Copy out all of the data below with no alterations.

ITEMS |

----

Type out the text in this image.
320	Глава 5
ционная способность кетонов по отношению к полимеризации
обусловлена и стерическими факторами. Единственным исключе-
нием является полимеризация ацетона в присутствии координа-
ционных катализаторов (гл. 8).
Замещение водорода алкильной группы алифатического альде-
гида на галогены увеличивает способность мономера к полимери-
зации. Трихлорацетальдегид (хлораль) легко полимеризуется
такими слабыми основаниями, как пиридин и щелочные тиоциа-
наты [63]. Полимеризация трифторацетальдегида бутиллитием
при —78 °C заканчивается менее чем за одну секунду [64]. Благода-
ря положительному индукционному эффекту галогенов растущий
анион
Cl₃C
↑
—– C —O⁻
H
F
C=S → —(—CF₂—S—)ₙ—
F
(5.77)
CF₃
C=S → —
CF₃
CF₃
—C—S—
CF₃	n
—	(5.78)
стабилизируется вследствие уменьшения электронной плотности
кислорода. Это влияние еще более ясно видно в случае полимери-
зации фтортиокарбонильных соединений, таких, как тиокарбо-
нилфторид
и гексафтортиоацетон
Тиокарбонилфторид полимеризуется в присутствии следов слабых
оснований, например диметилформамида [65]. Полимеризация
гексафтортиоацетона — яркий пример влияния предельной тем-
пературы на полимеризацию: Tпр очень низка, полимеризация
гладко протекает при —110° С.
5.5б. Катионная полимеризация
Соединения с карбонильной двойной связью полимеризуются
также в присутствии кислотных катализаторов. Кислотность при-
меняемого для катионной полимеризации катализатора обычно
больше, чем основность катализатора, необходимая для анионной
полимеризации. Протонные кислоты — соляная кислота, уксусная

----

SOLUTION |
Type out the text in this image.
320	Глава 5
ционная способность кетонов по отношению к полимеризации
обусловлена и стерическими факторами. Единственным исключе-
нием является полимеризация ацетона в присутствии координа-
ционных катализаторов (гл. 8).
Замещение водорода алкильной группы алифатического альде-
гида на галогены увеличивает способность мономера к полимери-
зации. Трихлорацетальдегид (хлораль) легко полимеризуется
такими слабыми основаниями, как пиридин и щелочные тиоциа-
наты [63]. Полимеризация трифторацетальдегида бутиллитием
при —78 °C заканчивается менее чем за одну секунду [64]. Благода-
ря положительному индукционному эффекту галогенов растущий
анион
Cl₃C
↑
—– C —O⁻
H
F
C=S → —(—CF₂—S—)ₙ—
F
(5.77)
CF₃
C=S → —
CF₃
CF₃
—C—S—
CF₃	n
—	(5.78)
стабилизируется вследствие уменьшения электронной плотности
кислорода. Это влияние еще более ясно видно в случае полимери-
зации фтортиокарбонильных соединений, таких, как тиокарбо-
нилфторид
и гексафтортиоацетон
Тиокарбонилфторид полимеризуется в присутствии следов слабых
оснований, например диметилформамида [65]. Полимеризация
гексафтортиоацетона — яркий пример влияния предельной тем-
пературы на полимеризацию: Tпр очень низка, полимеризация
гладко протекает при —110° С.
5.5б. Катионная полимеризация
Соединения с карбонильной двойной связью полимеризуются
также в присутствии кислотных катализаторов. Кислотность при-
меняемого для катионной полимеризации катализатора обычно
больше, чем основность катализатора, необходимая для анионной
полимеризации. Протонные кислоты — соляная кислота, уксусная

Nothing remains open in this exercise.